**Aim of the exercise:** Reproduce the stretch of material from the line containing "x-tick-label: 2004 xyxy=(561,331,610,356)" through the line containing "bar xyxy=(1009,267,1029,300)", changing "legend-swatch" to "legend-marker" and leaving everything else unchanged.

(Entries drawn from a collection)
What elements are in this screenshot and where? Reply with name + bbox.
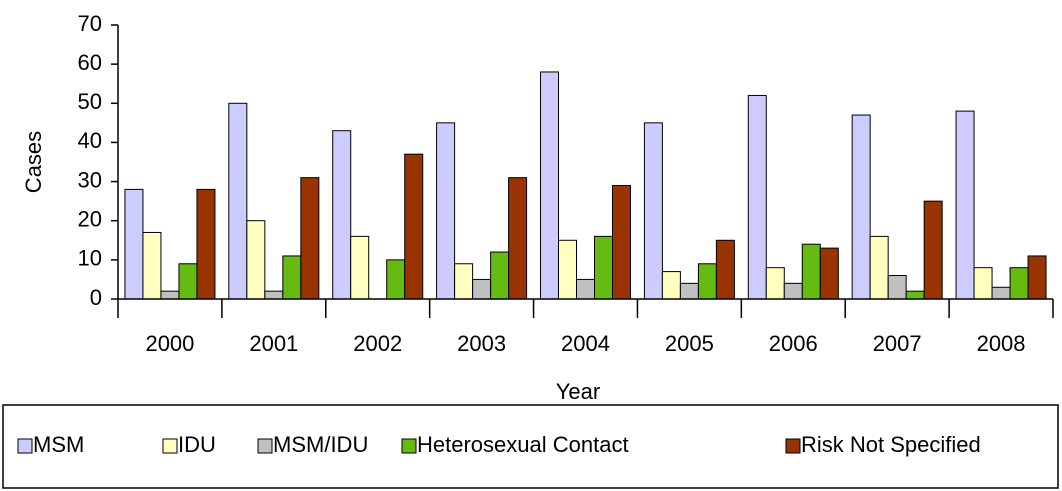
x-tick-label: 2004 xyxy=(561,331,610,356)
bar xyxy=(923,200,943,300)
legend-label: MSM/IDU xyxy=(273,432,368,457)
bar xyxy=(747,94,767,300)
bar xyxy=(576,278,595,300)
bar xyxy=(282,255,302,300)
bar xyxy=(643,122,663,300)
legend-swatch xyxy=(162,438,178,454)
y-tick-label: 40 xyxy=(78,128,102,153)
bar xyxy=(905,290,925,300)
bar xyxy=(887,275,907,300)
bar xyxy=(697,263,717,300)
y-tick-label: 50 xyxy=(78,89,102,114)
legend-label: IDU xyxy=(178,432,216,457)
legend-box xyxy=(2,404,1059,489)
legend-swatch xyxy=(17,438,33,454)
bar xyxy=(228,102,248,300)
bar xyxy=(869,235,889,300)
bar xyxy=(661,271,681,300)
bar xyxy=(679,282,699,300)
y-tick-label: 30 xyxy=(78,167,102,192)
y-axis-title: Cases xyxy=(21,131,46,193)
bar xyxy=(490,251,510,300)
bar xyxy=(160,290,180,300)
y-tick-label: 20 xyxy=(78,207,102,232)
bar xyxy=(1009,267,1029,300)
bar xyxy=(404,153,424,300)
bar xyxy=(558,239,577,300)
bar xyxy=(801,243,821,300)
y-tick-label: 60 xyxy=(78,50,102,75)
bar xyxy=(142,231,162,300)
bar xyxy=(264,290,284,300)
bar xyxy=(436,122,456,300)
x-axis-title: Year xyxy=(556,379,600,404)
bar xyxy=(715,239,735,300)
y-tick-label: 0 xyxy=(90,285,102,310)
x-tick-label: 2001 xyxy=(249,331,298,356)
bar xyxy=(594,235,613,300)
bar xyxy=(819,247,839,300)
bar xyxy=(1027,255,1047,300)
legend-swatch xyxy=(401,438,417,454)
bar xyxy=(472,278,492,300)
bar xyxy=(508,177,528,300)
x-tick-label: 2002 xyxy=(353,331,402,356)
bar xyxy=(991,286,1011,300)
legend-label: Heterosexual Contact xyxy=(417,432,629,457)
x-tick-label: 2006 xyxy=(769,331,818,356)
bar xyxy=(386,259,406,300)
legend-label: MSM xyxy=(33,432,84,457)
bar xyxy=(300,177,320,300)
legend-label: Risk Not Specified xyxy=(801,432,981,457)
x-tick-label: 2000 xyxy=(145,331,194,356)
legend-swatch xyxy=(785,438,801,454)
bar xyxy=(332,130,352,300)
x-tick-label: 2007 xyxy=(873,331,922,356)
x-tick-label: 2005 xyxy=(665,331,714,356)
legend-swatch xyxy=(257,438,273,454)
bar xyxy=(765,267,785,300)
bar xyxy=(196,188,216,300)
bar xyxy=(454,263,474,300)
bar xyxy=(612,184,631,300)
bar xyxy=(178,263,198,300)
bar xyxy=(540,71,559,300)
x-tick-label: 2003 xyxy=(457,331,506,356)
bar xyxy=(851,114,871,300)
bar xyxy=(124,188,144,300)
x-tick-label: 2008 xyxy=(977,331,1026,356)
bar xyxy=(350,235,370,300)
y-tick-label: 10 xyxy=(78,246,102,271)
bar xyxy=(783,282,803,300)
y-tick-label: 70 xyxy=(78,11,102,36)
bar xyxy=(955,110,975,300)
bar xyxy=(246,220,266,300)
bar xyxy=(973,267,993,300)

--

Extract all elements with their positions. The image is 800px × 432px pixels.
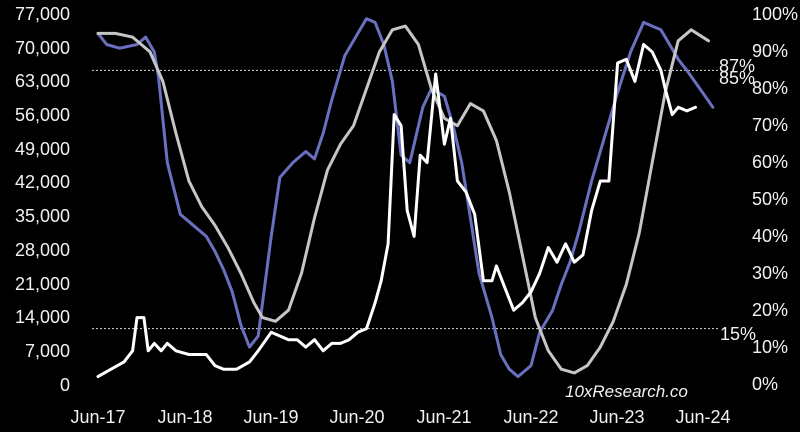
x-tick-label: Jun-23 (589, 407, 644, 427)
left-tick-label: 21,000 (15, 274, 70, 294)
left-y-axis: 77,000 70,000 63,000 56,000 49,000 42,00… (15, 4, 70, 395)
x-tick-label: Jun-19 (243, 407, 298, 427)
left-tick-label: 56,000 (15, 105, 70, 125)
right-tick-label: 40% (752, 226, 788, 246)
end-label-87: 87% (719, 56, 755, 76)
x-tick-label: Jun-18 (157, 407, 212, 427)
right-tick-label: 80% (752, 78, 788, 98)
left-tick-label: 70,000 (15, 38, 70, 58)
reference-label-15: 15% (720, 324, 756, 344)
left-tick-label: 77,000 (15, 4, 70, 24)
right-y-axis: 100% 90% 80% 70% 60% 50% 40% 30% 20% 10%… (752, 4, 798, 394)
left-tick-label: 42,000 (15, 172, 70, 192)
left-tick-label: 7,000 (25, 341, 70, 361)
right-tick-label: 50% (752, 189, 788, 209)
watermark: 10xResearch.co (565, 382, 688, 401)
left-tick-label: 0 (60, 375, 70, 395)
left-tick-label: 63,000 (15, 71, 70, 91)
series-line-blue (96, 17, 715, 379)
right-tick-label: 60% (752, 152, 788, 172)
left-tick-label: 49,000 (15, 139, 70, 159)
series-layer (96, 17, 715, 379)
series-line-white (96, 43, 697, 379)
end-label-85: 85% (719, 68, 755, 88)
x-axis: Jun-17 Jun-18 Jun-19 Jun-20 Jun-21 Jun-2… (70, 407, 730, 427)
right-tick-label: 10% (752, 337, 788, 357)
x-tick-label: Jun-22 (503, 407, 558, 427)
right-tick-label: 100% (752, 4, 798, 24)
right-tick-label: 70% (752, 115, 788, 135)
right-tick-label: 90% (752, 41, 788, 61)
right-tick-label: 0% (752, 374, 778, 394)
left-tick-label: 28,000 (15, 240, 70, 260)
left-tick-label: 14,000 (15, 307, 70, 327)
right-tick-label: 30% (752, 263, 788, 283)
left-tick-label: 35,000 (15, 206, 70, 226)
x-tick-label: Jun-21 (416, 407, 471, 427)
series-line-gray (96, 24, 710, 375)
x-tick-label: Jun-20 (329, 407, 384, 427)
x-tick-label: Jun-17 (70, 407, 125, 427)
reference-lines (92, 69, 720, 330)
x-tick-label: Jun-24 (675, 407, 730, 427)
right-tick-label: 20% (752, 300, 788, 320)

**Result of this task:**
x-tick-label: 2004 xyxy=(561,331,610,356)
bar xyxy=(923,200,943,300)
legend-label: MSM/IDU xyxy=(273,432,368,457)
bar xyxy=(747,94,767,300)
bar xyxy=(576,278,595,300)
bar xyxy=(282,255,302,300)
bar xyxy=(643,122,663,300)
legend-marker xyxy=(162,438,178,454)
y-tick-label: 40 xyxy=(78,128,102,153)
bar xyxy=(905,290,925,300)
bar xyxy=(887,275,907,300)
bar xyxy=(697,263,717,300)
y-tick-label: 50 xyxy=(78,89,102,114)
legend-label: IDU xyxy=(178,432,216,457)
legend-box xyxy=(2,404,1059,489)
legend-marker xyxy=(17,438,33,454)
bar xyxy=(228,102,248,300)
bar xyxy=(869,235,889,300)
bar xyxy=(661,271,681,300)
bar xyxy=(679,282,699,300)
y-tick-label: 30 xyxy=(78,167,102,192)
y-axis-title: Cases xyxy=(21,131,46,193)
bar xyxy=(490,251,510,300)
bar xyxy=(160,290,180,300)
y-tick-label: 20 xyxy=(78,207,102,232)
bar xyxy=(1009,267,1029,300)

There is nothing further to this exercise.